PROVIDED INFORMATION:
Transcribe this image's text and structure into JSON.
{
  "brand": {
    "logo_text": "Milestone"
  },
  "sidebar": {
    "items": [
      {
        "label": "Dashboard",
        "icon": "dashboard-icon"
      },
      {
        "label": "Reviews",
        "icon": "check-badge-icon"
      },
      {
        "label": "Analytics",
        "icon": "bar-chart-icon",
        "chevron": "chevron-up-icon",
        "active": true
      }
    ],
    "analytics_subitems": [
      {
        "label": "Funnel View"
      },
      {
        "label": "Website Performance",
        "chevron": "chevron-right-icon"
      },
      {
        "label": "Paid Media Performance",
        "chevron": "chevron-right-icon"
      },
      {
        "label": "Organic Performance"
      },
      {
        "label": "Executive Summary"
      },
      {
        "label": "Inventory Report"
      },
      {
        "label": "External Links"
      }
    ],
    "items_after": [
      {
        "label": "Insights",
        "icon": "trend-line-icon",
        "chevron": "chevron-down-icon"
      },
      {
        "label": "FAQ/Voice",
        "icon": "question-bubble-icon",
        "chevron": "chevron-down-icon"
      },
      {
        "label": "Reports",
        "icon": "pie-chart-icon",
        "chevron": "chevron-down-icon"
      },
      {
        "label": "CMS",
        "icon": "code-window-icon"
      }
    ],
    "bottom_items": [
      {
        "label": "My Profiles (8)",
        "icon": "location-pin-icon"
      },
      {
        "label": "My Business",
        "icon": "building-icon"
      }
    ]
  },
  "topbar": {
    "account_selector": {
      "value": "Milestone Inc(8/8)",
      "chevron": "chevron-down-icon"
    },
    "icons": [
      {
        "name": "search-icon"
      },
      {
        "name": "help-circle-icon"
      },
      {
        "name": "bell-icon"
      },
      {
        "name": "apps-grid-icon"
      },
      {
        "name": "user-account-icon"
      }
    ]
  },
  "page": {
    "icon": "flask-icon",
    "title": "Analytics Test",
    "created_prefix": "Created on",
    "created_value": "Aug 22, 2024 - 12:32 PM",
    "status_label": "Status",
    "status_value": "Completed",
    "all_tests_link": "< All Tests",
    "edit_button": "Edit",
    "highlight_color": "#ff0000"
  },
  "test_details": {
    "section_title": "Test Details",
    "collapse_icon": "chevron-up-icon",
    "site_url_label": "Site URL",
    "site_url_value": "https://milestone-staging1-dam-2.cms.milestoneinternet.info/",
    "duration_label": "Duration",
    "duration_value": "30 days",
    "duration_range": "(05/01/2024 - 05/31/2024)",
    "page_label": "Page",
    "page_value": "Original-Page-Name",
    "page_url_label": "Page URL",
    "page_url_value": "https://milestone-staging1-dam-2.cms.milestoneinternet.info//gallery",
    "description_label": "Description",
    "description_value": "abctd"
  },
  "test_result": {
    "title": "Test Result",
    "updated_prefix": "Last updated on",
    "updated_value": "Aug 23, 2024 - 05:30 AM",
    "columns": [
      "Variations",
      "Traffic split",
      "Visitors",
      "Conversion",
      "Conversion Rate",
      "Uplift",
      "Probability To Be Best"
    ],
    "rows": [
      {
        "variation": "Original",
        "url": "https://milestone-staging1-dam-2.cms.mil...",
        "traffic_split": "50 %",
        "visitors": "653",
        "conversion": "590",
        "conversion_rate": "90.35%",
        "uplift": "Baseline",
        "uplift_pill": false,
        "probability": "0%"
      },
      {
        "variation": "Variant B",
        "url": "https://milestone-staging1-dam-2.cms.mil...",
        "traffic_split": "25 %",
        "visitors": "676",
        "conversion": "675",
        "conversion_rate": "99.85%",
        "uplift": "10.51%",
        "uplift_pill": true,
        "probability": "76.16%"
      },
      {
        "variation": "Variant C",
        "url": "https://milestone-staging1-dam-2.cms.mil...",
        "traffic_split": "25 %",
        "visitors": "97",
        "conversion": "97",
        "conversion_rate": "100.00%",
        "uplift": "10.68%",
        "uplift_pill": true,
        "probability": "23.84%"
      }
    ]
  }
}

TASK REQUIREMENTS: Repeat the listing exactly, from its first line to its last.

ANSWER:
Transcribe this image's text and structure into JSON.
{
  "brand": {
    "logo_text": "Milestone"
  },
  "sidebar": {
    "items": [
      {
        "label": "Dashboard",
        "icon": "dashboard-icon"
      },
      {
        "label": "Reviews",
        "icon": "check-badge-icon"
      },
      {
        "label": "Analytics",
        "icon": "bar-chart-icon",
        "chevron": "chevron-up-icon",
        "active": true
      }
    ],
    "analytics_subitems": [
      {
        "label": "Funnel View"
      },
      {
        "label": "Website Performance",
        "chevron": "chevron-right-icon"
      },
      {
        "label": "Paid Media Performance",
        "chevron": "chevron-right-icon"
      },
      {
        "label": "Organic Performance"
      },
      {
        "label": "Executive Summary"
      },
      {
        "label": "Inventory Report"
      },
      {
        "label": "External Links"
      }
    ],
    "items_after": [
      {
        "label": "Insights",
        "icon": "trend-line-icon",
        "chevron": "chevron-down-icon"
      },
      {
        "label": "FAQ/Voice",
        "icon": "question-bubble-icon",
        "chevron": "chevron-down-icon"
      },
      {
        "label": "Reports",
        "icon": "pie-chart-icon",
        "chevron": "chevron-down-icon"
      },
      {
        "label": "CMS",
        "icon": "code-window-icon"
      }
    ],
    "bottom_items": [
      {
        "label": "My Profiles (8)",
        "icon": "location-pin-icon"
      },
      {
        "label": "My Business",
        "icon": "building-icon"
      }
    ]
  },
  "topbar": {
    "account_selector": {
      "value": "Milestone Inc(8/8)",
      "chevron": "chevron-down-icon"
    },
    "icons": [
      {
        "name": "search-icon"
      },
      {
        "name": "help-circle-icon"
      },
      {
        "name": "bell-icon"
      },
      {
        "name": "apps-grid-icon"
      },
      {
        "name": "user-account-icon"
      }
    ]
  },
  "page": {
    "icon": "flask-icon",
    "title": "Analytics Test",
    "created_prefix": "Created on",
    "created_value": "Aug 22, 2024 - 12:32 PM",
    "status_label": "Status",
    "status_value": "Completed",
    "all_tests_link": "< All Tests",
    "edit_button": "Edit",
    "highlight_color": "#ff0000"
  },
  "test_details": {
    "section_title": "Test Details",
    "collapse_icon": "chevron-up-icon",
    "site_url_label": "Site URL",
    "site_url_value": "https://milestone-staging1-dam-2.cms.milestoneinternet.info/",
    "duration_label": "Duration",
    "duration_value": "30 days",
    "duration_range": "(05/01/2024 - 05/31/2024)",
    "page_label": "Page",
    "page_value": "Original-Page-Name",
    "page_url_label": "Page URL",
    "page_url_value": "https://milestone-staging1-dam-2.cms.milestoneinternet.info//gallery",
    "description_label": "Description",
    "description_value": "abctd"
  },
  "test_result": {
    "title": "Test Result",
    "updated_prefix": "Last updated on",
    "updated_value": "Aug 23, 2024 - 05:30 AM",
    "columns": [
      "Variations",
      "Traffic split",
      "Visitors",
      "Conversion",
      "Conversion Rate",
      "Uplift",
      "Probability To Be Best"
    ],
    "rows": [
      {
        "variation": "Original",
        "url": "https://milestone-staging1-dam-2.cms.mil...",
        "traffic_split": "50 %",
        "visitors": "653",
        "conversion": "590",
        "conversion_rate": "90.35%",
        "uplift": "Baseline",
        "uplift_pill": false,
        "probability": "0%"
      },
      {
        "variation": "Variant B",
        "url": "https://milestone-staging1-dam-2.cms.mil...",
        "traffic_split": "25 %",
        "visitors": "676",
        "conversion": "675",
        "conversion_rate": "99.85%",
        "uplift": "10.51%",
        "uplift_pill": true,
        "probability": "76.16%"
      },
      {
        "variation": "Variant C",
        "url": "https://milestone-staging1-dam-2.cms.mil...",
        "traffic_split": "25 %",
        "visitors": "97",
        "conversion": "97",
        "conversion_rate": "100.00%",
        "uplift": "10.68%",
        "uplift_pill": true,
        "probability": "23.84%"
      }
    ]
  }
}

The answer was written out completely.